> **Exercise input**
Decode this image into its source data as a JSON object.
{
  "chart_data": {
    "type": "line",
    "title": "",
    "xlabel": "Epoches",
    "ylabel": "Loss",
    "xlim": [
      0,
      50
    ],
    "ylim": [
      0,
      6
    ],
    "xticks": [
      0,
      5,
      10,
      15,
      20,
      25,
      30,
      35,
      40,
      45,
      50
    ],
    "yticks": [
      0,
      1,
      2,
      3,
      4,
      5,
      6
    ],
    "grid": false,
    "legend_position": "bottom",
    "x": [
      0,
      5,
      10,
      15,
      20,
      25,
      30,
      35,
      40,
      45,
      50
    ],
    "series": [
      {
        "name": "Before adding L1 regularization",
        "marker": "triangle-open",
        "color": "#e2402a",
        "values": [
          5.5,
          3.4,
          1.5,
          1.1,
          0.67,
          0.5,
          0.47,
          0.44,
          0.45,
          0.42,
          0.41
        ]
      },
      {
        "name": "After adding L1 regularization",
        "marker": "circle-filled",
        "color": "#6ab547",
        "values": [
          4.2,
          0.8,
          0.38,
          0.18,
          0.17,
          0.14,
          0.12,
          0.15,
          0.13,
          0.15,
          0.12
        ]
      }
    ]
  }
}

> **What is expected**
Report only the number of lines that hold the string "marker" in this listing.

> **Reply**
2